__Directive__.
How many lines of the records hold the string "output"? Reply with the number alone.

__Record excerpts__.
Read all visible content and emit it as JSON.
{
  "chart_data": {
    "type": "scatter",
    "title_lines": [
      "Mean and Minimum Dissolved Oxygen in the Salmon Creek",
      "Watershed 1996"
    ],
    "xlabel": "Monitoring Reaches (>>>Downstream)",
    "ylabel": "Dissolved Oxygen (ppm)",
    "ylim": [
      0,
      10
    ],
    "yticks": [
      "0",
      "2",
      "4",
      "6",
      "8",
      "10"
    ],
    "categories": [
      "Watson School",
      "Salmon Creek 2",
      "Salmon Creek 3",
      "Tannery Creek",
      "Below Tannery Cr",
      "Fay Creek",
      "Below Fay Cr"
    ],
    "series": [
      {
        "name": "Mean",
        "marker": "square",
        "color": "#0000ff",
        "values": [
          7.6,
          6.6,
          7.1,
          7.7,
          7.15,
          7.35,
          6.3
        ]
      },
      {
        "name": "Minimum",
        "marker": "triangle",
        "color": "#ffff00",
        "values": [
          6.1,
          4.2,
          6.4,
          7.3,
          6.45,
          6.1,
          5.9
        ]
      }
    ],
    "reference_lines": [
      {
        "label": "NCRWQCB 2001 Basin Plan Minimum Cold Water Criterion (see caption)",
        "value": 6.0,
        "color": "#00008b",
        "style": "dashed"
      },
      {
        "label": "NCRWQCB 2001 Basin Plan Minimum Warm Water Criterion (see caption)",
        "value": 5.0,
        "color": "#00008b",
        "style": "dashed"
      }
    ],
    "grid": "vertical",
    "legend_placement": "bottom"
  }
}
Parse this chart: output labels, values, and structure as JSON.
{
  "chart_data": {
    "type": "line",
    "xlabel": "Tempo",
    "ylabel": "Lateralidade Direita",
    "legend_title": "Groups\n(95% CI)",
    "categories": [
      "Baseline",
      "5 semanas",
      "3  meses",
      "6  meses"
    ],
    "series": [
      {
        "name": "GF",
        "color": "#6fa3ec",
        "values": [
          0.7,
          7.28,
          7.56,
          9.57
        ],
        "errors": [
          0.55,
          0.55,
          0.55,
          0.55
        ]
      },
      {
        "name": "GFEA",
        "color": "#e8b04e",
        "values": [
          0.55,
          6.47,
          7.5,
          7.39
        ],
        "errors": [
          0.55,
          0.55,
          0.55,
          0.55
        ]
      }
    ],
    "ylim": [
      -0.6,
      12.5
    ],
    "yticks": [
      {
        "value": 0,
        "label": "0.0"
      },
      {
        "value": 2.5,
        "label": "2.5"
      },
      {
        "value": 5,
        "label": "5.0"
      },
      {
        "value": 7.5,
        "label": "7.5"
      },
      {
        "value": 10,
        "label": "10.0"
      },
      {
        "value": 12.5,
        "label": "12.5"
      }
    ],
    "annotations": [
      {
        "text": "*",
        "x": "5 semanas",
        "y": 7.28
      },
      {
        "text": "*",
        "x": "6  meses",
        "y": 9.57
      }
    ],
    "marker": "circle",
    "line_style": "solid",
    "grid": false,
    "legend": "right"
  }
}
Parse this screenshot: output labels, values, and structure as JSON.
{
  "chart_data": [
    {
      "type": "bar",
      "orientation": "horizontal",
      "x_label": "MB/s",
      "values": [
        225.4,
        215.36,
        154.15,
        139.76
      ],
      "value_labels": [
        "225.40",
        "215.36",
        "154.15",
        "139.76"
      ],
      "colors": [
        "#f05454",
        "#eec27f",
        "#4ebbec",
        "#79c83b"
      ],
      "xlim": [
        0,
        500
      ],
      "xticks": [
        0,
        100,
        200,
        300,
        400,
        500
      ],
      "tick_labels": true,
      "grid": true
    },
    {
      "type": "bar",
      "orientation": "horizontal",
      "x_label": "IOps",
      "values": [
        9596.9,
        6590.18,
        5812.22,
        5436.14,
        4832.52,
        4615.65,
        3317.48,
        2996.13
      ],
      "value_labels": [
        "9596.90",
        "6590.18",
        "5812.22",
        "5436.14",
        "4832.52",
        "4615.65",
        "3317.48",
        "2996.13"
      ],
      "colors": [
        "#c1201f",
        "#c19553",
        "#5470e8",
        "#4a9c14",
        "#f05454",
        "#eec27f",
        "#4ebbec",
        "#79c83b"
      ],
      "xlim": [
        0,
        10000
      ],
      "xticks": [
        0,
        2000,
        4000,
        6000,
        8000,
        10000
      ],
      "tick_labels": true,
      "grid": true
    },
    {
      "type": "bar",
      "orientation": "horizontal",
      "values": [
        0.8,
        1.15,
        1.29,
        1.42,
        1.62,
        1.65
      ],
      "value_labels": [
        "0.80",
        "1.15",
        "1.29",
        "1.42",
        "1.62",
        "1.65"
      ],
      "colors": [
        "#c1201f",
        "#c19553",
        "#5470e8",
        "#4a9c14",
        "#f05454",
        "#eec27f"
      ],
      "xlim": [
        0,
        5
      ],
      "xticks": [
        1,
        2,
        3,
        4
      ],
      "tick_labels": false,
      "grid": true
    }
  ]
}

__Response below__.
2